■ **Provided records**:

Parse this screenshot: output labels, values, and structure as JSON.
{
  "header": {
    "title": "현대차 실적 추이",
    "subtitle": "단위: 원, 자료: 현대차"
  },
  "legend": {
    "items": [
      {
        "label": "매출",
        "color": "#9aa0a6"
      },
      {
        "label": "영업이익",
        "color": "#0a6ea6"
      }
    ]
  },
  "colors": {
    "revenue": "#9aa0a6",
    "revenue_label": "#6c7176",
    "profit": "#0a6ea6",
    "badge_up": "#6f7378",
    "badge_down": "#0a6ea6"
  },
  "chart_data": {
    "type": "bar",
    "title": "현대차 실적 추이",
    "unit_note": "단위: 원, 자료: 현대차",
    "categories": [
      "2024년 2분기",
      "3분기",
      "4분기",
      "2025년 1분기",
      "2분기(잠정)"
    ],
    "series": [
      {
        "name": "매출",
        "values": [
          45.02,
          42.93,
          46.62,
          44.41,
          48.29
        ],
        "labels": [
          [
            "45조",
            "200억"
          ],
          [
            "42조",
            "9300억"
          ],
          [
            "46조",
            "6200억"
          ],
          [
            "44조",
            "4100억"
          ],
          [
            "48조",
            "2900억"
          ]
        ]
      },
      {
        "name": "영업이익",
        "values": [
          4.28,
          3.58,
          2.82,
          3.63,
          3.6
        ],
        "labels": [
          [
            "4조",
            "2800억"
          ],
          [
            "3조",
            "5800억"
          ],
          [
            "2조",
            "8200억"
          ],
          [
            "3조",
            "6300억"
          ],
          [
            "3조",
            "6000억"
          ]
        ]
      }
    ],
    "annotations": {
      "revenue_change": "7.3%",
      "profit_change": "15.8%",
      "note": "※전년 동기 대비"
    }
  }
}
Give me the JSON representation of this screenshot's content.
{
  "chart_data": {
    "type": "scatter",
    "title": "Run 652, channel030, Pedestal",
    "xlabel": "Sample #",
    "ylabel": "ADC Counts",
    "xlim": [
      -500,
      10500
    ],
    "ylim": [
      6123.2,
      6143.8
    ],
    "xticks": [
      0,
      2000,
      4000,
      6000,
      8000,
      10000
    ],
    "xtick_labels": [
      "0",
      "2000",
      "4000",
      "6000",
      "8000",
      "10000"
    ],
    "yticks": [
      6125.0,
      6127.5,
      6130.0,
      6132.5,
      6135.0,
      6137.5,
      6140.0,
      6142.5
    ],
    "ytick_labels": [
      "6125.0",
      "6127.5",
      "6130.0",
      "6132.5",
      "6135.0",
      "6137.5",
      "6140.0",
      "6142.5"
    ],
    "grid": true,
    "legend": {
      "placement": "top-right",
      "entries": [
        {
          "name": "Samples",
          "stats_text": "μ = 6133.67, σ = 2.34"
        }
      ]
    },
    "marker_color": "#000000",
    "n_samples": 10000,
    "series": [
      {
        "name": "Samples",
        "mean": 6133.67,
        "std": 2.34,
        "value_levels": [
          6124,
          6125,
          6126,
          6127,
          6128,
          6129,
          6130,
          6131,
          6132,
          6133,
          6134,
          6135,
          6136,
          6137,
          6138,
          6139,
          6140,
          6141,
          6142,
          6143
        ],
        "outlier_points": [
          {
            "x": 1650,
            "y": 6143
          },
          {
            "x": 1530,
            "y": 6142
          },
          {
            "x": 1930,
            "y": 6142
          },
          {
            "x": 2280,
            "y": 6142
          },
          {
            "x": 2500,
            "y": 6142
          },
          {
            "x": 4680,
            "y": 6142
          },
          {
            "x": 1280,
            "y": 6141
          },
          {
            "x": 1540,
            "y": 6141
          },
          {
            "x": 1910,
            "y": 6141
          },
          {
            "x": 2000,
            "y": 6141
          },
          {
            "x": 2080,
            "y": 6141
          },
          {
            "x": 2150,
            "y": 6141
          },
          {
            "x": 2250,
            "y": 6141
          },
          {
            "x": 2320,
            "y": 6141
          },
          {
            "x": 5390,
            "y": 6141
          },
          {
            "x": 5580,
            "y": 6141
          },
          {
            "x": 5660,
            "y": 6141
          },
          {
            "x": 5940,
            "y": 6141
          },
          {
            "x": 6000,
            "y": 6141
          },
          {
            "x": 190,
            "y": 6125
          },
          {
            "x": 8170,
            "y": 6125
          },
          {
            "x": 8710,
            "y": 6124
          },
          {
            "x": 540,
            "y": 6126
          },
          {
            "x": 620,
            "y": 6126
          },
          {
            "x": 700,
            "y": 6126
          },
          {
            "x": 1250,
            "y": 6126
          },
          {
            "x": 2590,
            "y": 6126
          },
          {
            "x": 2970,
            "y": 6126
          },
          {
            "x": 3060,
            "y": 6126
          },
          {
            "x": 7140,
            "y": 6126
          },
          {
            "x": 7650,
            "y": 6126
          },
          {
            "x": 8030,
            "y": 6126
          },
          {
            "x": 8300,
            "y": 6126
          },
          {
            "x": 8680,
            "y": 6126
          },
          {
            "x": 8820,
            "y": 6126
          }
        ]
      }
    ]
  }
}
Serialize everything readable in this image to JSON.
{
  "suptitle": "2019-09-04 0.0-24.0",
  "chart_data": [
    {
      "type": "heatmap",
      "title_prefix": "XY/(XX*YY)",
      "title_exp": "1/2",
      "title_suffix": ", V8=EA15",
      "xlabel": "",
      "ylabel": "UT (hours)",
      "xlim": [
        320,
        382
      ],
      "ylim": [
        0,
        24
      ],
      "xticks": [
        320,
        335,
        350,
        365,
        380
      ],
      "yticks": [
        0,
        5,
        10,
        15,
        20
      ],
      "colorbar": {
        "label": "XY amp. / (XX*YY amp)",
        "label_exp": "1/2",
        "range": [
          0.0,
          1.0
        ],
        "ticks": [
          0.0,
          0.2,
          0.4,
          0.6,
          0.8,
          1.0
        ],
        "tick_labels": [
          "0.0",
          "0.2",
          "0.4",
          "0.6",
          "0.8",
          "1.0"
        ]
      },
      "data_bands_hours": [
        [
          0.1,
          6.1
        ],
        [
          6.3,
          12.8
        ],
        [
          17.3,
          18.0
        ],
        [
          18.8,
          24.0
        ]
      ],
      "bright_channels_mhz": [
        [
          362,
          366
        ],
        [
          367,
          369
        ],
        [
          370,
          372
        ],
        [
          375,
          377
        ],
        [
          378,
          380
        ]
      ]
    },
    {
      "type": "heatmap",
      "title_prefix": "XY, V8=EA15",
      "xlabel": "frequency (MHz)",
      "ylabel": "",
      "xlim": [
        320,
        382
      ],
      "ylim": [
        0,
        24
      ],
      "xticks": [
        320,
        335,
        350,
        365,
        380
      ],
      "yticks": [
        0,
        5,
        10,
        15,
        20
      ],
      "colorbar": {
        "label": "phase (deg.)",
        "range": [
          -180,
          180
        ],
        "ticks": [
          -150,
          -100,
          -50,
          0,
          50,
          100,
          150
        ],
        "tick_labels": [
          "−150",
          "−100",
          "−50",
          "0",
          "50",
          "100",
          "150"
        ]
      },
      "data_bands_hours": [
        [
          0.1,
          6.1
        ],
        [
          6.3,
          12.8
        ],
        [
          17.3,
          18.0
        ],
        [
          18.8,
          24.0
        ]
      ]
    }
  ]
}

■ **Given task**: Copy every line of the listing that includes the string "this".

■ **Problem solution**:
Parse this screenshot: output labels, values, and structure as JSON.
Give me the JSON representation of this screenshot's content.
Serialize everything readable in this image to JSON.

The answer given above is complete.